Please output the lines shown below exactly as they appear.

================

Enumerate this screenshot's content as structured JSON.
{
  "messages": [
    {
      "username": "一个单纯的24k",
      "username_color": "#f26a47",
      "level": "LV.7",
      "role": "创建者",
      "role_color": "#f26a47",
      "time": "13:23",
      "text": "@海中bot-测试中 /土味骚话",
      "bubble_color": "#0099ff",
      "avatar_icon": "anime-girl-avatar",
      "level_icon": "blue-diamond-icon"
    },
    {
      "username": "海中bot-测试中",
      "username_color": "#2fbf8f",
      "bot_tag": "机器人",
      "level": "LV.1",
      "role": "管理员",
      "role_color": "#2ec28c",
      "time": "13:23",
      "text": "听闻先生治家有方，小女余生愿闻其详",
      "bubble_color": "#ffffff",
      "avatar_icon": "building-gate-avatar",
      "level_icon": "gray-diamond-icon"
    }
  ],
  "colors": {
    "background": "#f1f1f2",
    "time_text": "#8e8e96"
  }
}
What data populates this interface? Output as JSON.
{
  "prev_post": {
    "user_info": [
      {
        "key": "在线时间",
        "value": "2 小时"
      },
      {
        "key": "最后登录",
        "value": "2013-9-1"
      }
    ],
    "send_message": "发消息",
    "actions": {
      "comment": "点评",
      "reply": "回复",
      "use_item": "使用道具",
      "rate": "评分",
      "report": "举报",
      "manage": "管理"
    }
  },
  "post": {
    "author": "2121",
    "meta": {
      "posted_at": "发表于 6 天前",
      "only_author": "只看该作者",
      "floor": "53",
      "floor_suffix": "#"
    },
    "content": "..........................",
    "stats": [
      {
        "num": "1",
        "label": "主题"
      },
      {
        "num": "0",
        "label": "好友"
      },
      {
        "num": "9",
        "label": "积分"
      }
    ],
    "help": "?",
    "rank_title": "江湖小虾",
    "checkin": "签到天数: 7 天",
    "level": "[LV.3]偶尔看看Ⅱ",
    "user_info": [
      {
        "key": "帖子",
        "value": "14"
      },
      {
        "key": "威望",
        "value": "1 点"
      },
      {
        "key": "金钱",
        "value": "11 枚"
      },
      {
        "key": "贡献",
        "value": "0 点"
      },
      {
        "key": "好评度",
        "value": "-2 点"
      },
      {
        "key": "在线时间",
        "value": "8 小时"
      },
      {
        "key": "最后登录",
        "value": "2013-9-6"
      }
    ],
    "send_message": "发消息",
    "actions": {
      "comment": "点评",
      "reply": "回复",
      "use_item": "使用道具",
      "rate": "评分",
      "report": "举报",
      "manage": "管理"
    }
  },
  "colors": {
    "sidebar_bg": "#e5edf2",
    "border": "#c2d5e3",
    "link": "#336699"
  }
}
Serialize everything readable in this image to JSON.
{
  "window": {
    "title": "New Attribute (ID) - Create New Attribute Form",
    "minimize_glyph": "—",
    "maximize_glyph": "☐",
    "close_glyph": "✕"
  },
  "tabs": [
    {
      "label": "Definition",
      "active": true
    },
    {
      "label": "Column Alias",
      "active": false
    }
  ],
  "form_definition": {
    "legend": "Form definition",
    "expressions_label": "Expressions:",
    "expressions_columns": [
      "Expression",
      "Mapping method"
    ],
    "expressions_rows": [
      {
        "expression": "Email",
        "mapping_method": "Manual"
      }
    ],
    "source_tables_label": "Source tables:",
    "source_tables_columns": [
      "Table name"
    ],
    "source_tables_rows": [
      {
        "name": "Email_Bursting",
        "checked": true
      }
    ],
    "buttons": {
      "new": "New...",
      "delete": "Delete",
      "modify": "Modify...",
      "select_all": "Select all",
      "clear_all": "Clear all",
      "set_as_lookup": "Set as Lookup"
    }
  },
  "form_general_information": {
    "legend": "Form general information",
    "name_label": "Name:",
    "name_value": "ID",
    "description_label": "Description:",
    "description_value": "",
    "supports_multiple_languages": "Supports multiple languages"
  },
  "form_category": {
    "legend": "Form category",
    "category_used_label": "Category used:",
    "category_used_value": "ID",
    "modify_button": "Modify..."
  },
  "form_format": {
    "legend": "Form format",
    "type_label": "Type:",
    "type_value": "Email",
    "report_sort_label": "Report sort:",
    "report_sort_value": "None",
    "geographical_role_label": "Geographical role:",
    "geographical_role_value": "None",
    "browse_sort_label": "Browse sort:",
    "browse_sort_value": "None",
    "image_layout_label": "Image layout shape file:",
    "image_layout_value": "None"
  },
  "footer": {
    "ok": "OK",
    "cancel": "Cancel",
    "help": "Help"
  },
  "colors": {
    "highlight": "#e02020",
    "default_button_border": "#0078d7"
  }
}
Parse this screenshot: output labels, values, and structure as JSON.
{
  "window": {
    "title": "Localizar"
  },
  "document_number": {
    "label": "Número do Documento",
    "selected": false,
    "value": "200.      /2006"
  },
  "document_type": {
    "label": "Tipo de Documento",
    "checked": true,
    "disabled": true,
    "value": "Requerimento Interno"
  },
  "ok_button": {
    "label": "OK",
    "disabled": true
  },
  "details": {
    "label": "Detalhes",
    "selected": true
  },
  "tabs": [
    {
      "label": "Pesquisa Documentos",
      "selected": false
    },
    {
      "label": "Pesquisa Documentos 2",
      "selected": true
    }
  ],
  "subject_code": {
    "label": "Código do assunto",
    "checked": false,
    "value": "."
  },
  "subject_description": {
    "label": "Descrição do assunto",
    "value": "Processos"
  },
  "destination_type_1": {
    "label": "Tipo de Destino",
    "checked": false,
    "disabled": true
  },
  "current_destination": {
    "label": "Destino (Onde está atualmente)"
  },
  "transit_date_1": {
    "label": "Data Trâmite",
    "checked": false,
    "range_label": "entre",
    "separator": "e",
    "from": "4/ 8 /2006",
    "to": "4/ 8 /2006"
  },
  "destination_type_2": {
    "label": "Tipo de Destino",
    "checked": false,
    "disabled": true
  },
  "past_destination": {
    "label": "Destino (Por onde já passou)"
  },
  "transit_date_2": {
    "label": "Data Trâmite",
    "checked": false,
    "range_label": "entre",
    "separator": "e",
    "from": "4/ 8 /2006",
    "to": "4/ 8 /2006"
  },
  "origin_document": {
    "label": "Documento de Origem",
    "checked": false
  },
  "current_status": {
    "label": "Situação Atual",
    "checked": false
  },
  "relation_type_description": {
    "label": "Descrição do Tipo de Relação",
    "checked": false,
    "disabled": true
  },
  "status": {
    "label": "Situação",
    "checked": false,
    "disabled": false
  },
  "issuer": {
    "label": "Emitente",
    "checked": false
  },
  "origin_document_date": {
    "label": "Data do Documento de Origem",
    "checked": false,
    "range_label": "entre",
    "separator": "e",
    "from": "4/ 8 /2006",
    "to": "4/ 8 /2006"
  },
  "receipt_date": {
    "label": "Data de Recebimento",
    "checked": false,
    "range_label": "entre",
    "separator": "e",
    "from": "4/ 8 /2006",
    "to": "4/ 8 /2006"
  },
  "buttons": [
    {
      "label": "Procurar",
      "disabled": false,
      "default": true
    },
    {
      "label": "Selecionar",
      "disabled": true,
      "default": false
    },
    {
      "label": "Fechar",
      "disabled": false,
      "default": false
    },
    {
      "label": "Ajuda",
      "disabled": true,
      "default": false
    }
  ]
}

================

Result below:
Enumerate this screenshot's content as structured JSON.
{
  "messages": [
    {
      "username": "一个单纯的24k",
      "username_color": "#f26a47",
      "level": "LV.7",
      "role": "创建者",
      "role_color": "#f26a47",
      "time": "13:23",
      "text": "@海中bot-测试中 /土味骚话",
      "bubble_color": "#0099ff",
      "avatar_icon": "anime-girl-avatar",
      "level_icon": "blue-diamond-icon"
    },
    {
      "username": "海中bot-测试中",
      "username_color": "#2fbf8f",
      "bot_tag": "机器人",
      "level": "LV.1",
      "role": "管理员",
      "role_color": "#2ec28c",
      "time": "13:23",
      "text": "听闻先生治家有方，小女余生愿闻其详",
      "bubble_color": "#ffffff",
      "avatar_icon": "building-gate-avatar",
      "level_icon": "gray-diamond-icon"
    }
  ],
  "colors": {
    "background": "#f1f1f2",
    "time_text": "#8e8e96"
  }
}
What data populates this interface? Output as JSON.
{
  "prev_post": {
    "user_info": [
      {
        "key": "在线时间",
        "value": "2 小时"
      },
      {
        "key": "最后登录",
        "value": "2013-9-1"
      }
    ],
    "send_message": "发消息",
    "actions": {
      "comment": "点评",
      "reply": "回复",
      "use_item": "使用道具",
      "rate": "评分",
      "report": "举报",
      "manage": "管理"
    }
  },
  "post": {
    "author": "2121",
    "meta": {
      "posted_at": "发表于 6 天前",
      "only_author": "只看该作者",
      "floor": "53",
      "floor_suffix": "#"
    },
    "content": "..........................",
    "stats": [
      {
        "num": "1",
        "label": "主题"
      },
      {
        "num": "0",
        "label": "好友"
      },
      {
        "num": "9",
        "label": "积分"
      }
    ],
    "help": "?",
    "rank_title": "江湖小虾",
    "checkin": "签到天数: 7 天",
    "level": "[LV.3]偶尔看看Ⅱ",
    "user_info": [
      {
        "key": "帖子",
        "value": "14"
      },
      {
        "key": "威望",
        "value": "1 点"
      },
      {
        "key": "金钱",
        "value": "11 枚"
      },
      {
        "key": "贡献",
        "value": "0 点"
      },
      {
        "key": "好评度",
        "value": "-2 点"
      },
      {
        "key": "在线时间",
        "value": "8 小时"
      },
      {
        "key": "最后登录",
        "value": "2013-9-6"
      }
    ],
    "send_message": "发消息",
    "actions": {
      "comment": "点评",
      "reply": "回复",
      "use_item": "使用道具",
      "rate": "评分",
      "report": "举报",
      "manage": "管理"
    }
  },
  "colors": {
    "sidebar_bg": "#e5edf2",
    "border": "#c2d5e3",
    "link": "#336699"
  }
}
Serialize everything readable in this image to JSON.
{
  "window": {
    "title": "New Attribute (ID) - Create New Attribute Form",
    "minimize_glyph": "—",
    "maximize_glyph": "☐",
    "close_glyph": "✕"
  },
  "tabs": [
    {
      "label": "Definition",
      "active": true
    },
    {
      "label": "Column Alias",
      "active": false
    }
  ],
  "form_definition": {
    "legend": "Form definition",
    "expressions_label": "Expressions:",
    "expressions_columns": [
      "Expression",
      "Mapping method"
    ],
    "expressions_rows": [
      {
        "expression": "Email",
        "mapping_method": "Manual"
      }
    ],
    "source_tables_label": "Source tables:",
    "source_tables_columns": [
      "Table name"
    ],
    "source_tables_rows": [
      {
        "name": "Email_Bursting",
        "checked": true
      }
    ],
    "buttons": {
      "new": "New...",
      "delete": "Delete",
      "modify": "Modify...",
      "select_all": "Select all",
      "clear_all": "Clear all",
      "set_as_lookup": "Set as Lookup"
    }
  },
  "form_general_information": {
    "legend": "Form general information",
    "name_label": "Name:",
    "name_value": "ID",
    "description_label": "Description:",
    "description_value": "",
    "supports_multiple_languages": "Supports multiple languages"
  },
  "form_category": {
    "legend": "Form category",
    "category_used_label": "Category used:",
    "category_used_value": "ID",
    "modify_button": "Modify..."
  },
  "form_format": {
    "legend": "Form format",
    "type_label": "Type:",
    "type_value": "Email",
    "report_sort_label": "Report sort:",
    "report_sort_value": "None",
    "geographical_role_label": "Geographical role:",
    "geographical_role_value": "None",
    "browse_sort_label": "Browse sort:",
    "browse_sort_value": "None",
    "image_layout_label": "Image layout shape file:",
    "image_layout_value": "None"
  },
  "footer": {
    "ok": "OK",
    "cancel": "Cancel",
    "help": "Help"
  },
  "colors": {
    "highlight": "#e02020",
    "default_button_border": "#0078d7"
  }
}
Parse this screenshot: output labels, values, and structure as JSON.
{
  "window": {
    "title": "Localizar"
  },
  "document_number": {
    "label": "Número do Documento",
    "selected": false,
    "value": "200.      /2006"
  },
  "document_type": {
    "label": "Tipo de Documento",
    "checked": true,
    "disabled": true,
    "value": "Requerimento Interno"
  },
  "ok_button": {
    "label": "OK",
    "disabled": true
  },
  "details": {
    "label": "Detalhes",
    "selected": true
  },
  "tabs": [
    {
      "label": "Pesquisa Documentos",
      "selected": false
    },
    {
      "label": "Pesquisa Documentos 2",
      "selected": true
    }
  ],
  "subject_code": {
    "label": "Código do assunto",
    "checked": false,
    "value": "."
  },
  "subject_description": {
    "label": "Descrição do assunto",
    "value": "Processos"
  },
  "destination_type_1": {
    "label": "Tipo de Destino",
    "checked": false,
    "disabled": true
  },
  "current_destination": {
    "label": "Destino (Onde está atualmente)"
  },
  "transit_date_1": {
    "label": "Data Trâmite",
    "checked": false,
    "range_label": "entre",
    "separator": "e",
    "from": "4/ 8 /2006",
    "to": "4/ 8 /2006"
  },
  "destination_type_2": {
    "label": "Tipo de Destino",
    "checked": false,
    "disabled": true
  },
  "past_destination": {
    "label": "Destino (Por onde já passou)"
  },
  "transit_date_2": {
    "label": "Data Trâmite",
    "checked": false,
    "range_label": "entre",
    "separator": "e",
    "from": "4/ 8 /2006",
    "to": "4/ 8 /2006"
  },
  "origin_document": {
    "label": "Documento de Origem",
    "checked": false
  },
  "current_status": {
    "label": "Situação Atual",
    "checked": false
  },
  "relation_type_description": {
    "label": "Descrição do Tipo de Relação",
    "checked": false,
    "disabled": true
  },
  "status": {
    "label": "Situação",
    "checked": false,
    "disabled": false
  },
  "issuer": {
    "label": "Emitente",
    "checked": false
  },
  "origin_document_date": {
    "label": "Data do Documento de Origem",
    "checked": false,
    "range_label": "entre",
    "separator": "e",
    "from": "4/ 8 /2006",
    "to": "4/ 8 /2006"
  },
  "receipt_date": {
    "label": "Data de Recebimento",
    "checked": false,
    "range_label": "entre",
    "separator": "e",
    "from": "4/ 8 /2006",
    "to": "4/ 8 /2006"
  },
  "buttons": [
    {
      "label": "Procurar",
      "disabled": false,
      "default": true
    },
    {
      "label": "Selecionar",
      "disabled": true,
      "default": false
    },
    {
      "label": "Fechar",
      "disabled": false,
      "default": false
    },
    {
      "label": "Ajuda",
      "disabled": true,
      "default": false
    }
  ]
}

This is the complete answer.